* _DIRECTIVE_:
Repeat every line exactly, keeping the pictures out of the copy.

* _DATASET CONTENT_:
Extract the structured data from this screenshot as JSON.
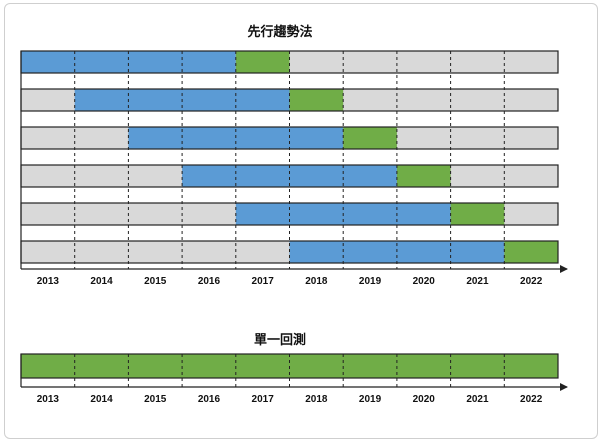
{
  "colors": {
    "train": "#5b9bd5",
    "test": "#70ad47",
    "idle": "#d9d9d9",
    "border": "#222222"
  },
  "walk_forward": {
    "title": "先行趨勢法",
    "years": [
      "2013",
      "2014",
      "2015",
      "2016",
      "2017",
      "2018",
      "2019",
      "2020",
      "2021",
      "2022"
    ],
    "rows": [
      {
        "train_start": 0,
        "train_end": 4,
        "test_start": 4,
        "test_end": 5
      },
      {
        "train_start": 1,
        "train_end": 5,
        "test_start": 5,
        "test_end": 6
      },
      {
        "train_start": 2,
        "train_end": 6,
        "test_start": 6,
        "test_end": 7
      },
      {
        "train_start": 3,
        "train_end": 7,
        "test_start": 7,
        "test_end": 8
      },
      {
        "train_start": 4,
        "train_end": 8,
        "test_start": 8,
        "test_end": 9
      },
      {
        "train_start": 5,
        "train_end": 9,
        "test_start": 9,
        "test_end": 10
      }
    ]
  },
  "single_backtest": {
    "title": "單一回測",
    "years": [
      "2013",
      "2014",
      "2015",
      "2016",
      "2017",
      "2018",
      "2019",
      "2020",
      "2021",
      "2022"
    ],
    "test_start": 0,
    "test_end": 10
  }
}
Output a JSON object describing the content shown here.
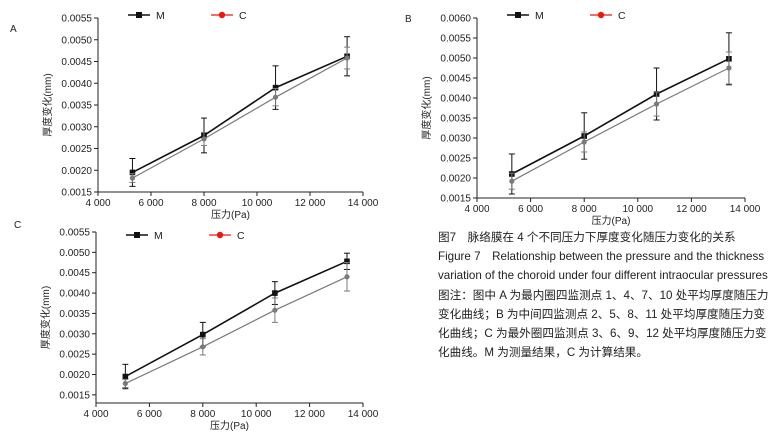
{
  "chart_data": [
    {
      "panel_label": "A",
      "type": "line",
      "xlabel": "压力(Pa)",
      "ylabel": "厚度变化(mm)",
      "xlim": [
        4000,
        14000
      ],
      "ylim": [
        0.0015,
        0.0055
      ],
      "xticks": [
        4000,
        6000,
        8000,
        10000,
        12000,
        14000
      ],
      "xtick_labels": [
        "4 000",
        "6 000",
        "8 000",
        "10 000",
        "12 000",
        "14 000"
      ],
      "yticks": [
        0.0015,
        0.002,
        0.0025,
        0.003,
        0.0035,
        0.004,
        0.0045,
        0.005,
        0.0055
      ],
      "ytick_labels": [
        "0.0015",
        "0.0020",
        "0.0025",
        "0.0030",
        "0.0035",
        "0.0040",
        "0.0045",
        "0.0050",
        "0.0055"
      ],
      "legend_position": "top",
      "series": [
        {
          "name": "M",
          "x": [
            5300,
            8000,
            10700,
            13400
          ],
          "y": [
            0.00195,
            0.0028,
            0.0039,
            0.00462
          ],
          "err": [
            0.00032,
            0.0004,
            0.0005,
            0.00045
          ]
        },
        {
          "name": "C",
          "x": [
            5300,
            8000,
            10700,
            13400
          ],
          "y": [
            0.00182,
            0.00272,
            0.00368,
            0.00458
          ],
          "err": [
            0.0001,
            0.00015,
            0.0002,
            0.00025
          ]
        }
      ]
    },
    {
      "panel_label": "B",
      "type": "line",
      "xlabel": "压力(Pa)",
      "ylabel": "厚度变化(mm)",
      "xlim": [
        4000,
        14000
      ],
      "ylim": [
        0.0015,
        0.006
      ],
      "xticks": [
        4000,
        6000,
        8000,
        10000,
        12000,
        14000
      ],
      "xtick_labels": [
        "4 000",
        "6 000",
        "8 000",
        "10 000",
        "12 000",
        "14 000"
      ],
      "yticks": [
        0.0015,
        0.002,
        0.0025,
        0.003,
        0.0035,
        0.004,
        0.0045,
        0.005,
        0.0055,
        0.006
      ],
      "ytick_labels": [
        "0.0015",
        "0.0020",
        "0.0025",
        "0.0030",
        "0.0035",
        "0.0040",
        "0.0045",
        "0.0050",
        "0.0055",
        "0.0060"
      ],
      "legend_position": "top",
      "series": [
        {
          "name": "M",
          "x": [
            5300,
            8000,
            10700,
            13400
          ],
          "y": [
            0.0021,
            0.00305,
            0.0041,
            0.00498
          ],
          "err": [
            0.0005,
            0.00058,
            0.00065,
            0.00065
          ]
        },
        {
          "name": "C",
          "x": [
            5300,
            8000,
            10700,
            13400
          ],
          "y": [
            0.00192,
            0.0029,
            0.00385,
            0.00475
          ],
          "err": [
            0.0002,
            0.00025,
            0.0003,
            0.0004
          ]
        }
      ]
    },
    {
      "panel_label": "C",
      "type": "line",
      "xlabel": "压力(Pa)",
      "ylabel": "厚度变化(mm)",
      "xlim": [
        4000,
        14000
      ],
      "ylim": [
        0.0013,
        0.0055
      ],
      "xticks": [
        4000,
        6000,
        8000,
        10000,
        12000,
        14000
      ],
      "xtick_labels": [
        "4 000",
        "6 000",
        "8 000",
        "10 000",
        "12 000",
        "14 000"
      ],
      "yticks": [
        0.0015,
        0.002,
        0.0025,
        0.003,
        0.0035,
        0.004,
        0.0045,
        0.005,
        0.0055
      ],
      "ytick_labels": [
        "0.0015",
        "0.0020",
        "0.0025",
        "0.0030",
        "0.0035",
        "0.0040",
        "0.0045",
        "0.0050",
        "0.0055"
      ],
      "legend_position": "top",
      "series": [
        {
          "name": "M",
          "x": [
            5100,
            8000,
            10700,
            13400
          ],
          "y": [
            0.00195,
            0.00298,
            0.004,
            0.00478
          ],
          "err": [
            0.0003,
            0.0003,
            0.00028,
            0.0002
          ]
        },
        {
          "name": "C",
          "x": [
            5100,
            8000,
            10700,
            13400
          ],
          "y": [
            0.00178,
            0.00268,
            0.00358,
            0.0044
          ],
          "err": [
            0.0001,
            0.0002,
            0.0003,
            0.00035
          ]
        }
      ]
    }
  ],
  "colors": {
    "M": "#111111",
    "C": "#7a7a7a",
    "C_legend_marker": "#e8190f"
  },
  "caption": {
    "zh_title": "图7　脉络膜在 4 个不同压力下厚度变化随压力变化的关系",
    "en_title": "Figure 7　Relationship between the pressure and the thickness variation of the choroid under four different intraocular pressures",
    "note": "图注：图中 A 为最内圈四监测点 1、4、7、10 处平均厚度随压力变化曲线；B 为中间四监测点 2、5、8、11 处平均厚度随压力变化曲线；C 为最外圈四监测点 3、6、9、12 处平均厚度随压力变化曲线。M 为测量结果，C 为计算结果。"
  }
}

* _PROBLEM SOLUTION_:
Extract the structured data from this screenshot as JSON.
{
  "colors": {
    "train": "#5b9bd5",
    "test": "#70ad47",
    "idle": "#d9d9d9",
    "border": "#222222"
  },
  "walk_forward": {
    "title": "先行趨勢法",
    "years": [
      "2013",
      "2014",
      "2015",
      "2016",
      "2017",
      "2018",
      "2019",
      "2020",
      "2021",
      "2022"
    ],
    "rows": [
      {
        "train_start": 0,
        "train_end": 4,
        "test_start": 4,
        "test_end": 5
      },
      {
        "train_start": 1,
        "train_end": 5,
        "test_start": 5,
        "test_end": 6
      },
      {
        "train_start": 2,
        "train_end": 6,
        "test_start": 6,
        "test_end": 7
      },
      {
        "train_start": 3,
        "train_end": 7,
        "test_start": 7,
        "test_end": 8
      },
      {
        "train_start": 4,
        "train_end": 8,
        "test_start": 8,
        "test_end": 9
      },
      {
        "train_start": 5,
        "train_end": 9,
        "test_start": 9,
        "test_end": 10
      }
    ]
  },
  "single_backtest": {
    "title": "單一回測",
    "years": [
      "2013",
      "2014",
      "2015",
      "2016",
      "2017",
      "2018",
      "2019",
      "2020",
      "2021",
      "2022"
    ],
    "test_start": 0,
    "test_end": 10
  }
}
Output a JSON object describing the content shown here.
{
  "chart_data": [
    {
      "panel_label": "A",
      "type": "line",
      "xlabel": "压力(Pa)",
      "ylabel": "厚度变化(mm)",
      "xlim": [
        4000,
        14000
      ],
      "ylim": [
        0.0015,
        0.0055
      ],
      "xticks": [
        4000,
        6000,
        8000,
        10000,
        12000,
        14000
      ],
      "xtick_labels": [
        "4 000",
        "6 000",
        "8 000",
        "10 000",
        "12 000",
        "14 000"
      ],
      "yticks": [
        0.0015,
        0.002,
        0.0025,
        0.003,
        0.0035,
        0.004,
        0.0045,
        0.005,
        0.0055
      ],
      "ytick_labels": [
        "0.0015",
        "0.0020",
        "0.0025",
        "0.0030",
        "0.0035",
        "0.0040",
        "0.0045",
        "0.0050",
        "0.0055"
      ],
      "legend_position": "top",
      "series": [
        {
          "name": "M",
          "x": [
            5300,
            8000,
            10700,
            13400
          ],
          "y": [
            0.00195,
            0.0028,
            0.0039,
            0.00462
          ],
          "err": [
            0.00032,
            0.0004,
            0.0005,
            0.00045
          ]
        },
        {
          "name": "C",
          "x": [
            5300,
            8000,
            10700,
            13400
          ],
          "y": [
            0.00182,
            0.00272,
            0.00368,
            0.00458
          ],
          "err": [
            0.0001,
            0.00015,
            0.0002,
            0.00025
          ]
        }
      ]
    },
    {
      "panel_label": "B",
      "type": "line",
      "xlabel": "压力(Pa)",
      "ylabel": "厚度变化(mm)",
      "xlim": [
        4000,
        14000
      ],
      "ylim": [
        0.0015,
        0.006
      ],
      "xticks": [
        4000,
        6000,
        8000,
        10000,
        12000,
        14000
      ],
      "xtick_labels": [
        "4 000",
        "6 000",
        "8 000",
        "10 000",
        "12 000",
        "14 000"
      ],
      "yticks": [
        0.0015,
        0.002,
        0.0025,
        0.003,
        0.0035,
        0.004,
        0.0045,
        0.005,
        0.0055,
        0.006
      ],
      "ytick_labels": [
        "0.0015",
        "0.0020",
        "0.0025",
        "0.0030",
        "0.0035",
        "0.0040",
        "0.0045",
        "0.0050",
        "0.0055",
        "0.0060"
      ],
      "legend_position": "top",
      "series": [
        {
          "name": "M",
          "x": [
            5300,
            8000,
            10700,
            13400
          ],
          "y": [
            0.0021,
            0.00305,
            0.0041,
            0.00498
          ],
          "err": [
            0.0005,
            0.00058,
            0.00065,
            0.00065
          ]
        },
        {
          "name": "C",
          "x": [
            5300,
            8000,
            10700,
            13400
          ],
          "y": [
            0.00192,
            0.0029,
            0.00385,
            0.00475
          ],
          "err": [
            0.0002,
            0.00025,
            0.0003,
            0.0004
          ]
        }
      ]
    },
    {
      "panel_label": "C",
      "type": "line",
      "xlabel": "压力(Pa)",
      "ylabel": "厚度变化(mm)",
      "xlim": [
        4000,
        14000
      ],
      "ylim": [
        0.0013,
        0.0055
      ],
      "xticks": [
        4000,
        6000,
        8000,
        10000,
        12000,
        14000
      ],
      "xtick_labels": [
        "4 000",
        "6 000",
        "8 000",
        "10 000",
        "12 000",
        "14 000"
      ],
      "yticks": [
        0.0015,
        0.002,
        0.0025,
        0.003,
        0.0035,
        0.004,
        0.0045,
        0.005,
        0.0055
      ],
      "ytick_labels": [
        "0.0015",
        "0.0020",
        "0.0025",
        "0.0030",
        "0.0035",
        "0.0040",
        "0.0045",
        "0.0050",
        "0.0055"
      ],
      "legend_position": "top",
      "series": [
        {
          "name": "M",
          "x": [
            5100,
            8000,
            10700,
            13400
          ],
          "y": [
            0.00195,
            0.00298,
            0.004,
            0.00478
          ],
          "err": [
            0.0003,
            0.0003,
            0.00028,
            0.0002
          ]
        },
        {
          "name": "C",
          "x": [
            5100,
            8000,
            10700,
            13400
          ],
          "y": [
            0.00178,
            0.00268,
            0.00358,
            0.0044
          ],
          "err": [
            0.0001,
            0.0002,
            0.0003,
            0.00035
          ]
        }
      ]
    }
  ],
  "colors": {
    "M": "#111111",
    "C": "#7a7a7a",
    "C_legend_marker": "#e8190f"
  },
  "caption": {
    "zh_title": "图7　脉络膜在 4 个不同压力下厚度变化随压力变化的关系",
    "en_title": "Figure 7　Relationship between the pressure and the thickness variation of the choroid under four different intraocular pressures",
    "note": "图注：图中 A 为最内圈四监测点 1、4、7、10 处平均厚度随压力变化曲线；B 为中间四监测点 2、5、8、11 处平均厚度随压力变化曲线；C 为最外圈四监测点 3、6、9、12 处平均厚度随压力变化曲线。M 为测量结果，C 为计算结果。"
  }
}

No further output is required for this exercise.